• [YOUR TASK]: Take each line that has the word "Götaland" and return it.

• [MATERIAL PROVIDED]:
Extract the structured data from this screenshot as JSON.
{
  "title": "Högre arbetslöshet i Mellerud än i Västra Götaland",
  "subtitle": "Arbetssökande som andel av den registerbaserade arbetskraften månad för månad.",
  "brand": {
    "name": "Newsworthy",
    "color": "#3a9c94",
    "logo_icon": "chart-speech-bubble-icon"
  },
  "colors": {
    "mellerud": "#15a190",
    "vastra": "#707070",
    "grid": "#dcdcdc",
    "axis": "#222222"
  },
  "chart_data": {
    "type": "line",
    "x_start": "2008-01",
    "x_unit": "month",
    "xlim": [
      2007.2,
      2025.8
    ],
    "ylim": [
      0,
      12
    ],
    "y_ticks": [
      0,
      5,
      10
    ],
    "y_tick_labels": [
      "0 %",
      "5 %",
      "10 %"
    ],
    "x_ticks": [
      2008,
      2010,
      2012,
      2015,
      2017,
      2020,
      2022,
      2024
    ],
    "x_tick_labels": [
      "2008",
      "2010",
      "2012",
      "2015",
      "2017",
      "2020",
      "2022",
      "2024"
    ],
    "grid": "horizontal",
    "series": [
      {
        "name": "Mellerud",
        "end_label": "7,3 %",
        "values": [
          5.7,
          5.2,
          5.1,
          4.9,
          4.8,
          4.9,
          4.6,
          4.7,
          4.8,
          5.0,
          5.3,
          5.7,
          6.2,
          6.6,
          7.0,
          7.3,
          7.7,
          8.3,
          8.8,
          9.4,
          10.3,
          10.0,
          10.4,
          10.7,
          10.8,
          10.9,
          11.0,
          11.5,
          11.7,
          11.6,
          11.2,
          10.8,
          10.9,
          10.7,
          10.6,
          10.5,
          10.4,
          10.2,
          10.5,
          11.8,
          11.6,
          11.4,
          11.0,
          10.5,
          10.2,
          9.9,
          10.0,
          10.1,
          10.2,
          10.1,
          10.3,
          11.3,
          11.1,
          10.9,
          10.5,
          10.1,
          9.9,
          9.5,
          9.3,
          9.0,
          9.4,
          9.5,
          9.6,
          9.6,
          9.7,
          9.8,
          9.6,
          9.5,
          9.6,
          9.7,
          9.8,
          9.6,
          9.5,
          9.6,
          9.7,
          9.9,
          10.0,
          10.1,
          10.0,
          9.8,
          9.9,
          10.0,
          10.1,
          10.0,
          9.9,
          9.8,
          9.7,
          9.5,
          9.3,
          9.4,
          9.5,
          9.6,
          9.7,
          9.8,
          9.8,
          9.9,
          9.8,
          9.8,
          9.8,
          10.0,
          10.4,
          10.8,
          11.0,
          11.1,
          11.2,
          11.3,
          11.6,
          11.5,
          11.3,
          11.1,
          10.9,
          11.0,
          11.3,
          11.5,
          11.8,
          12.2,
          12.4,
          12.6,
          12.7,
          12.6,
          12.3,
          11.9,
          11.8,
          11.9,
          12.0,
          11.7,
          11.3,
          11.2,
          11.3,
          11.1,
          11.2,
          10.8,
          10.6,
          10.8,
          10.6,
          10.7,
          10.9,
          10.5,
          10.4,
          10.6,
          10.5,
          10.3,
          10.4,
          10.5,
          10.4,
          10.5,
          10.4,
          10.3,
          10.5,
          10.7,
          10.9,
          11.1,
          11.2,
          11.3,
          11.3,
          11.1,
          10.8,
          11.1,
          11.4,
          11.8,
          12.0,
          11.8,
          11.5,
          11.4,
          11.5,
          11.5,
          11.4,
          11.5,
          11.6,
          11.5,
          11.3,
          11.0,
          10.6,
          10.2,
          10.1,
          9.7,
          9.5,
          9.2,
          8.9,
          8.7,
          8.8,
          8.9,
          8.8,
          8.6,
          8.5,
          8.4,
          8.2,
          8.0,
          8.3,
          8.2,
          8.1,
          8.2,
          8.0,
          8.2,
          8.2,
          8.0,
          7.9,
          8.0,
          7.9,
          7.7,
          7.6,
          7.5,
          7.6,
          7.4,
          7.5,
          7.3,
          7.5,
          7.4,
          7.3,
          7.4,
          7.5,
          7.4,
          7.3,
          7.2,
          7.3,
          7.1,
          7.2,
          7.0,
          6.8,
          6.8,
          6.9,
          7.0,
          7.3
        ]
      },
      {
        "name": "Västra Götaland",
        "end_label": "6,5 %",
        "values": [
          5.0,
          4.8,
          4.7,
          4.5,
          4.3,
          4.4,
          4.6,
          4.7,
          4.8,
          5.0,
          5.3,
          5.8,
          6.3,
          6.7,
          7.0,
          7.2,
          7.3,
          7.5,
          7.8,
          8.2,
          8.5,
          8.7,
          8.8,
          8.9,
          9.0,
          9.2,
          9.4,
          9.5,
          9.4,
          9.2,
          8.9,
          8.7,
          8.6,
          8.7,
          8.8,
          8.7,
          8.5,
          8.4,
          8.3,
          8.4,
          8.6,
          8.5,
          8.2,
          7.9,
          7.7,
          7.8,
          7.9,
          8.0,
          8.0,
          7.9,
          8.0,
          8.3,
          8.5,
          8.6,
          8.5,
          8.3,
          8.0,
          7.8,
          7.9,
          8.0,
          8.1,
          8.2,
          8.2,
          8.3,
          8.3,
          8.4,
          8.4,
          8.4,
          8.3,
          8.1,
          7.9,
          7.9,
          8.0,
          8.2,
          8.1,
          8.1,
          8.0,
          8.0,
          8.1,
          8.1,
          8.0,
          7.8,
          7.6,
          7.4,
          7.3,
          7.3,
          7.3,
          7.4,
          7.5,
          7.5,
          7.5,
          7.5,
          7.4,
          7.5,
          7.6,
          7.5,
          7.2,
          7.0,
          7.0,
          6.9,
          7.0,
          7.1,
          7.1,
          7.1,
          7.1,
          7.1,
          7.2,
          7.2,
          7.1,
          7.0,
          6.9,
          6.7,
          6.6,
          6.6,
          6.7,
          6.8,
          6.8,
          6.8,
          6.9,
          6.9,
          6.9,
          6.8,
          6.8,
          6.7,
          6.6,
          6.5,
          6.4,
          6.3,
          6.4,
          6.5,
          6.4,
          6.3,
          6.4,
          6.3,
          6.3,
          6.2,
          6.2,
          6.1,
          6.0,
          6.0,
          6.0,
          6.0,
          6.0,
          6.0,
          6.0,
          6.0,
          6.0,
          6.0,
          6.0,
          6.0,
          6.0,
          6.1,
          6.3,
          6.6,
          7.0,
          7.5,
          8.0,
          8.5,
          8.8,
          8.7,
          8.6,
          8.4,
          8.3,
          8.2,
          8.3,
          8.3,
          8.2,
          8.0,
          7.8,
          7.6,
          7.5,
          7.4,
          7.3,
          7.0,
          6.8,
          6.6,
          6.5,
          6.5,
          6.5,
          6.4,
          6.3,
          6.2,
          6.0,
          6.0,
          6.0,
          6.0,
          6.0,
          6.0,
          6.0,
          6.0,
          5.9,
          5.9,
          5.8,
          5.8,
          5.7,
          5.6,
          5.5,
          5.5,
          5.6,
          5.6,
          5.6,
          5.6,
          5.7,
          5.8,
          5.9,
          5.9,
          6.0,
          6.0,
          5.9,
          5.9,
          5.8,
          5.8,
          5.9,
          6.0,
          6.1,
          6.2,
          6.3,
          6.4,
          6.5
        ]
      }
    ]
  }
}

• [REPLY]:
  "title": "Högre arbetslöshet i Mellerud än i Västra Götaland",
        "name": "Västra Götaland",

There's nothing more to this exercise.